* **Exercise requirements**: Make a verbatim copy of the entries below; pictures stay out.

* **Material shown**:
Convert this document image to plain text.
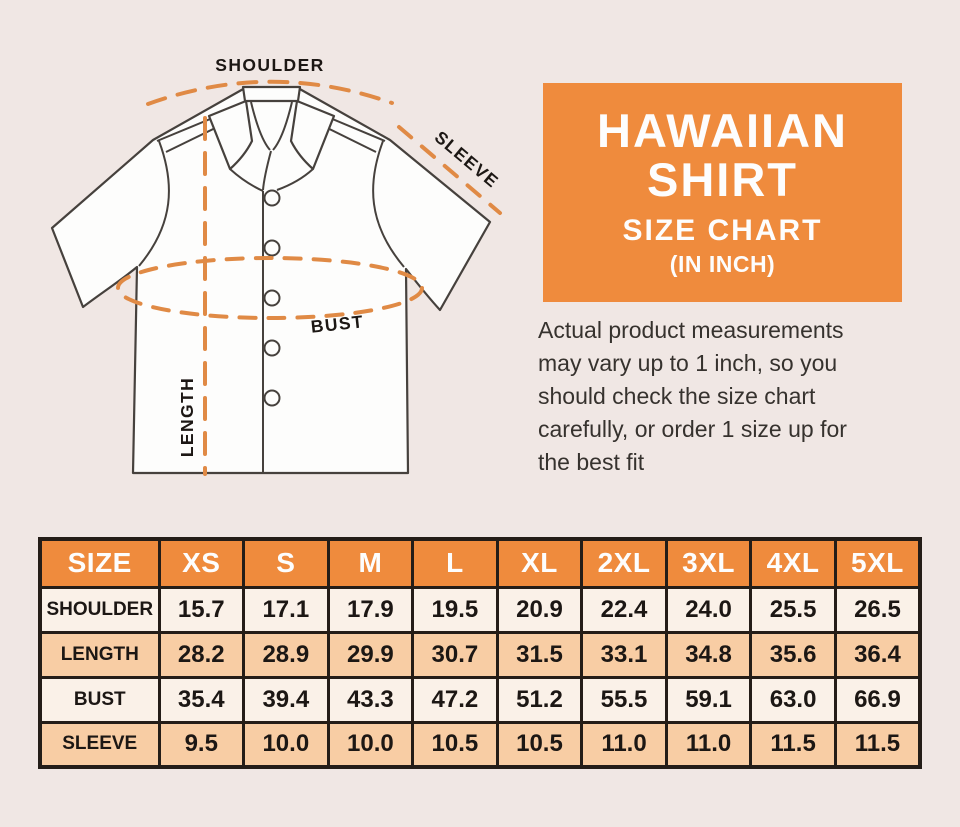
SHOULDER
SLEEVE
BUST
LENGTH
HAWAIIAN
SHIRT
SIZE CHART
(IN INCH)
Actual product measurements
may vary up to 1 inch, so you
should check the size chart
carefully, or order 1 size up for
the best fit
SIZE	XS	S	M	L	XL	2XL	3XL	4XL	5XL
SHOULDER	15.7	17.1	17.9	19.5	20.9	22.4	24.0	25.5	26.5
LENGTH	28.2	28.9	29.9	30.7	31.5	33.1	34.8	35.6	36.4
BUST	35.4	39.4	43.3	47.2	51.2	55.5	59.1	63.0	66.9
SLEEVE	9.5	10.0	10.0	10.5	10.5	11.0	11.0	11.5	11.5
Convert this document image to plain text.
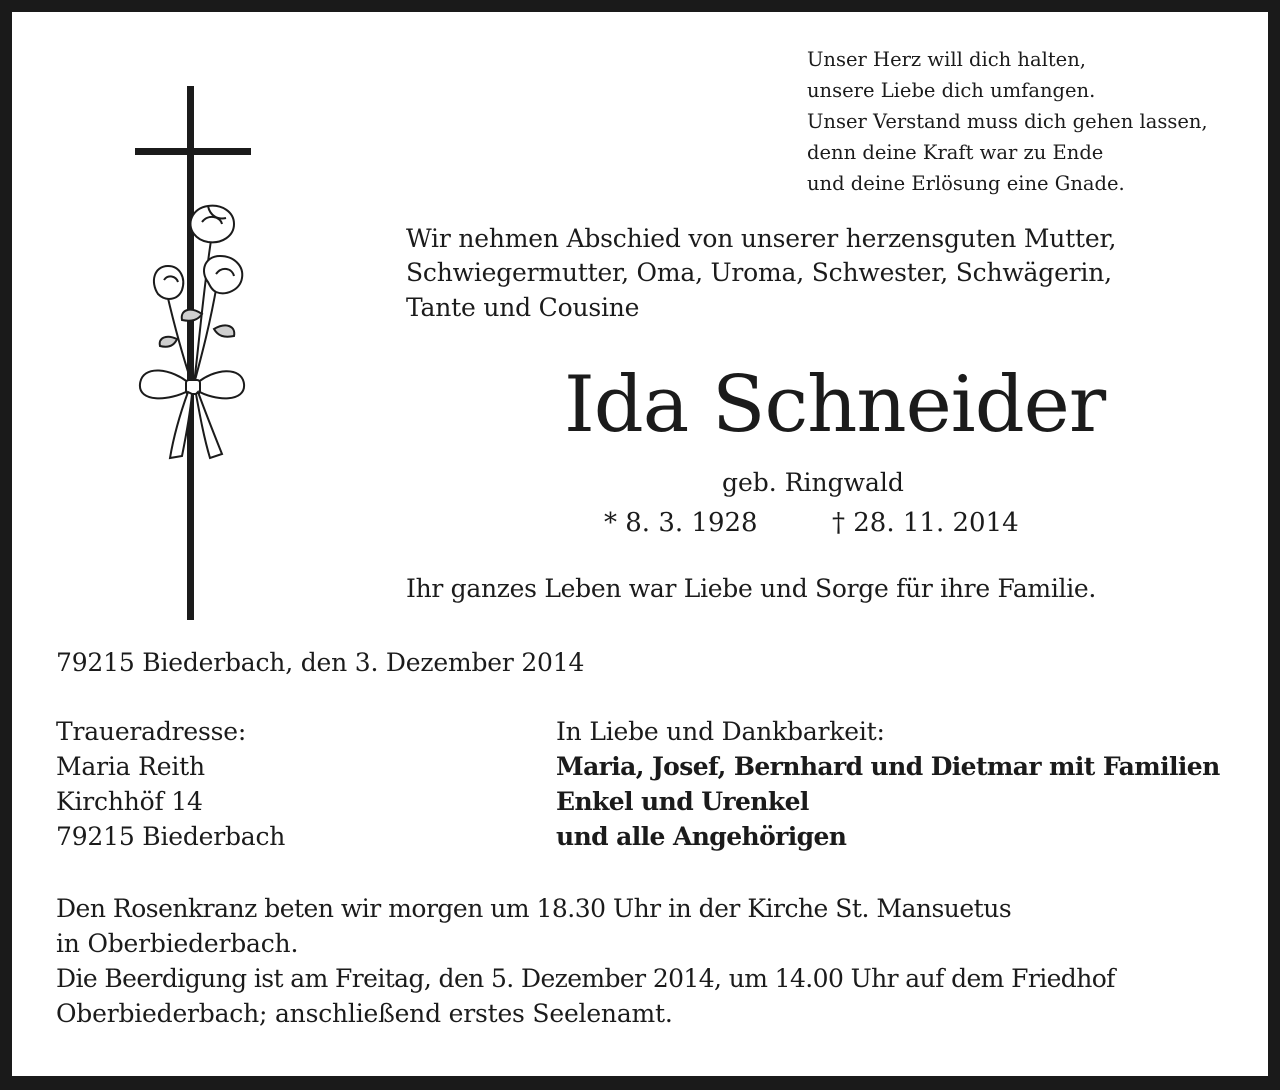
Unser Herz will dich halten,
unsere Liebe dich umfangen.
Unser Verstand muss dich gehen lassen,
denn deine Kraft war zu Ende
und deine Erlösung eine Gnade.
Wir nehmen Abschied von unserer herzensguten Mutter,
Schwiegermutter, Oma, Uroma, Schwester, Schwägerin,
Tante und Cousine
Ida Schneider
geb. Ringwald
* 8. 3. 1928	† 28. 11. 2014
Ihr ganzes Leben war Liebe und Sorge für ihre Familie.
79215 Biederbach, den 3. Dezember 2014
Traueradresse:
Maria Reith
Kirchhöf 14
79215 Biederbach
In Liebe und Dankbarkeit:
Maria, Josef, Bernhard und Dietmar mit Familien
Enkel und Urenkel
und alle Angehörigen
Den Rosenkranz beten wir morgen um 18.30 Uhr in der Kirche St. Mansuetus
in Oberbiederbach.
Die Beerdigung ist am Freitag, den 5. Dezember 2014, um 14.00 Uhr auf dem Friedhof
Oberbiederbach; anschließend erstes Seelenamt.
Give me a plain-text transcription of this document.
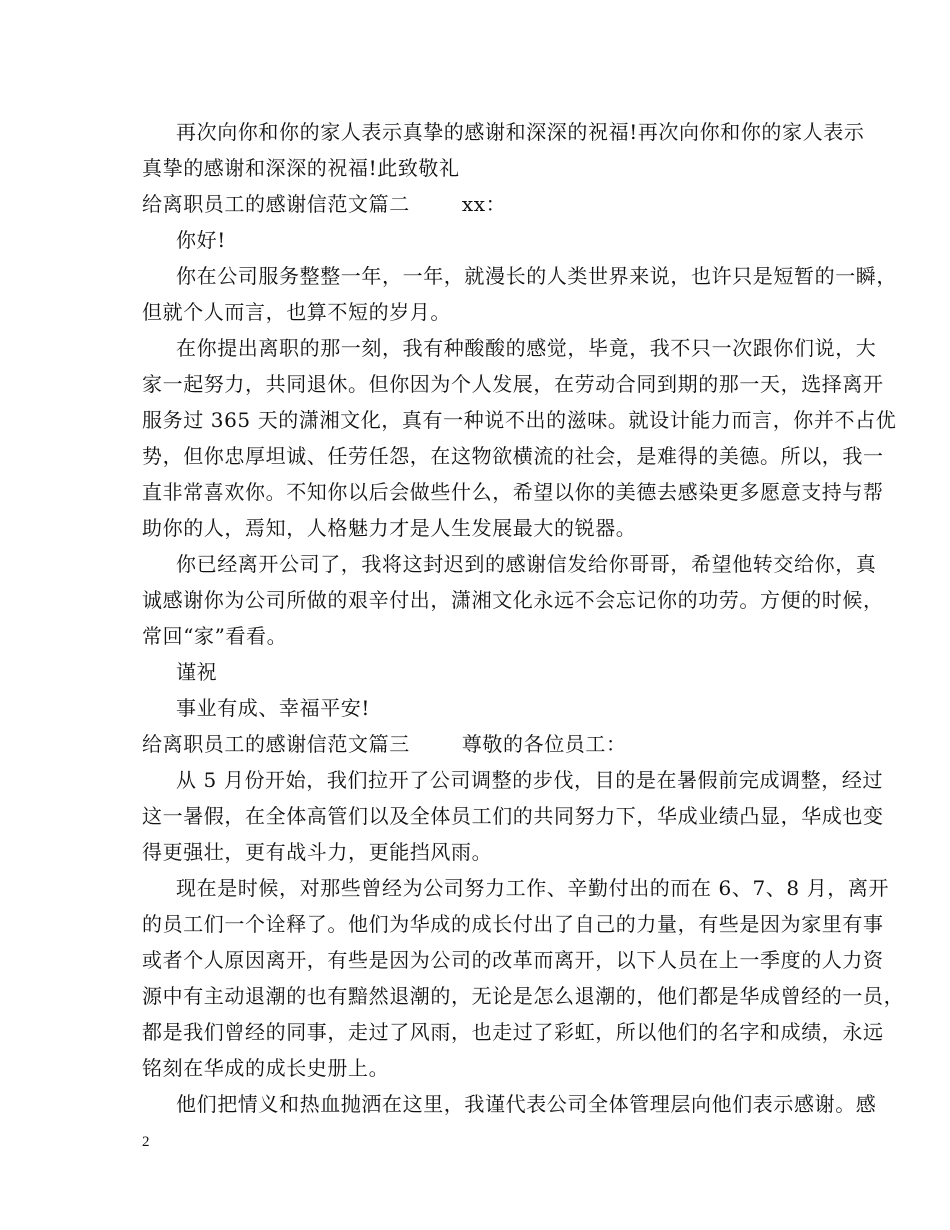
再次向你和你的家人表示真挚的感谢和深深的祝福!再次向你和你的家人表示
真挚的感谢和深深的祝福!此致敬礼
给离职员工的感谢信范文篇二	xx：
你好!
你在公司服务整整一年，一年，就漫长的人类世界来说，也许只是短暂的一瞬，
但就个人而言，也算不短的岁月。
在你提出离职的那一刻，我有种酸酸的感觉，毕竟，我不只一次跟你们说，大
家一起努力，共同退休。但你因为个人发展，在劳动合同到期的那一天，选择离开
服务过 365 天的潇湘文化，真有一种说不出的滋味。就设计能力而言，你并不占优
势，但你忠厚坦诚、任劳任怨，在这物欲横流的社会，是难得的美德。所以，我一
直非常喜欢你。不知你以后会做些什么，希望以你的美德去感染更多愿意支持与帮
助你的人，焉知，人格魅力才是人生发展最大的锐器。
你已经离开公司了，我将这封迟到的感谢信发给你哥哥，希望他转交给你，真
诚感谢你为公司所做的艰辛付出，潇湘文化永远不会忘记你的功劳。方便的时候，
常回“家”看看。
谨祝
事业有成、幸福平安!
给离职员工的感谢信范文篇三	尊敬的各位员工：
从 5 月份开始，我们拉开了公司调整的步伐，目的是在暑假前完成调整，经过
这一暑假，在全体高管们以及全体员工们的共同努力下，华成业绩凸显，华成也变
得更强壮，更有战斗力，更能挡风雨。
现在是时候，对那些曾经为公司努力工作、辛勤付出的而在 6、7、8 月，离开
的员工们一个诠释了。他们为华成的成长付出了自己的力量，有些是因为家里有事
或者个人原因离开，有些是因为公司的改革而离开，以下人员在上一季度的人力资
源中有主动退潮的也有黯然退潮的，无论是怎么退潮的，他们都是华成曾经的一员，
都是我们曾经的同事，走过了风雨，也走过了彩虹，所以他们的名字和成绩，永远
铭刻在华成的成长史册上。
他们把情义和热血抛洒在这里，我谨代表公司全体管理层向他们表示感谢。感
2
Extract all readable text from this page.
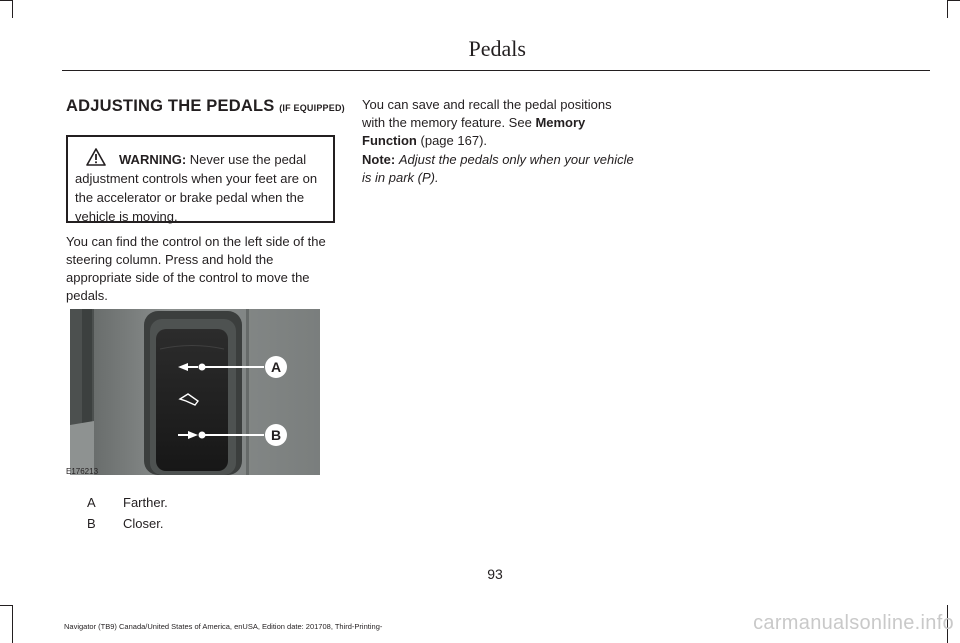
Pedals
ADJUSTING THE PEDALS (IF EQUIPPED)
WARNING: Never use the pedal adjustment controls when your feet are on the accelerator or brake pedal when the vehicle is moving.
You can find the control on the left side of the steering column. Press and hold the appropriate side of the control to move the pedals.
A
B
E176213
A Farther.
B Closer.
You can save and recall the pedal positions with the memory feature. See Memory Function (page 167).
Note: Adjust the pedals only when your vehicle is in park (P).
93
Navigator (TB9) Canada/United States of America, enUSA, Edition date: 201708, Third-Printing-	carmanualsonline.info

* **Final answer**:
Convert this document image to plain text.
SHOULDER
SLEEVE
BUST
LENGTH
HAWAIIAN
SHIRT
SIZE CHART
(IN INCH)
Actual product measurements
may vary up to 1 inch, so you
should check the size chart
carefully, or order 1 size up for
the best fit
SIZE	XS	S	M	L	XL	2XL	3XL	4XL	5XL
SHOULDER	15.7	17.1	17.9	19.5	20.9	22.4	24.0	25.5	26.5
LENGTH	28.2	28.9	29.9	30.7	31.5	33.1	34.8	35.6	36.4
BUST	35.4	39.4	43.3	47.2	51.2	55.5	59.1	63.0	66.9
SLEEVE	9.5	10.0	10.0	10.5	10.5	11.0	11.0	11.5	11.5
Convert this document image to plain text.
Unser Herz will dich halten,
unsere Liebe dich umfangen.
Unser Verstand muss dich gehen lassen,
denn deine Kraft war zu Ende
und deine Erlösung eine Gnade.
Wir nehmen Abschied von unserer herzensguten Mutter,
Schwiegermutter, Oma, Uroma, Schwester, Schwägerin,
Tante und Cousine
Ida Schneider
geb. Ringwald
* 8. 3. 1928	† 28. 11. 2014
Ihr ganzes Leben war Liebe und Sorge für ihre Familie.
79215 Biederbach, den 3. Dezember 2014
Traueradresse:
Maria Reith
Kirchhöf 14
79215 Biederbach
In Liebe und Dankbarkeit:
Maria, Josef, Bernhard und Dietmar mit Familien
Enkel und Urenkel
und alle Angehörigen
Den Rosenkranz beten wir morgen um 18.30 Uhr in der Kirche St. Mansuetus
in Oberbiederbach.
Die Beerdigung ist am Freitag, den 5. Dezember 2014, um 14.00 Uhr auf dem Friedhof
Oberbiederbach; anschließend erstes Seelenamt.
Give me a plain-text transcription of this document.
再次向你和你的家人表示真挚的感谢和深深的祝福!再次向你和你的家人表示
真挚的感谢和深深的祝福!此致敬礼
给离职员工的感谢信范文篇二	xx：
你好!
你在公司服务整整一年，一年，就漫长的人类世界来说，也许只是短暂的一瞬，
但就个人而言，也算不短的岁月。
在你提出离职的那一刻，我有种酸酸的感觉，毕竟，我不只一次跟你们说，大
家一起努力，共同退休。但你因为个人发展，在劳动合同到期的那一天，选择离开
服务过 365 天的潇湘文化，真有一种说不出的滋味。就设计能力而言，你并不占优
势，但你忠厚坦诚、任劳任怨，在这物欲横流的社会，是难得的美德。所以，我一
直非常喜欢你。不知你以后会做些什么，希望以你的美德去感染更多愿意支持与帮
助你的人，焉知，人格魅力才是人生发展最大的锐器。
你已经离开公司了，我将这封迟到的感谢信发给你哥哥，希望他转交给你，真
诚感谢你为公司所做的艰辛付出，潇湘文化永远不会忘记你的功劳。方便的时候，
常回“家”看看。
谨祝
事业有成、幸福平安!
给离职员工的感谢信范文篇三	尊敬的各位员工：
从 5 月份开始，我们拉开了公司调整的步伐，目的是在暑假前完成调整，经过
这一暑假，在全体高管们以及全体员工们的共同努力下，华成业绩凸显，华成也变
得更强壮，更有战斗力，更能挡风雨。
现在是时候，对那些曾经为公司努力工作、辛勤付出的而在 6、7、8 月，离开
的员工们一个诠释了。他们为华成的成长付出了自己的力量，有些是因为家里有事
或者个人原因离开，有些是因为公司的改革而离开，以下人员在上一季度的人力资
源中有主动退潮的也有黯然退潮的，无论是怎么退潮的，他们都是华成曾经的一员，
都是我们曾经的同事，走过了风雨，也走过了彩虹，所以他们的名字和成绩，永远
铭刻在华成的成长史册上。
他们把情义和热血抛洒在这里，我谨代表公司全体管理层向他们表示感谢。感
2
Extract all readable text from this page.
Pedals
ADJUSTING THE PEDALS (IF EQUIPPED)
WARNING: Never use the pedal adjustment controls when your feet are on the accelerator or brake pedal when the vehicle is moving.
You can find the control on the left side of the steering column. Press and hold the appropriate side of the control to move the pedals.
A
B
E176213
A Farther.
B Closer.
You can save and recall the pedal positions with the memory feature. See Memory Function (page 167).
Note: Adjust the pedals only when your vehicle is in park (P).
93
Navigator (TB9) Canada/United States of America, enUSA, Edition date: 201708, Third-Printing-	carmanualsonline.info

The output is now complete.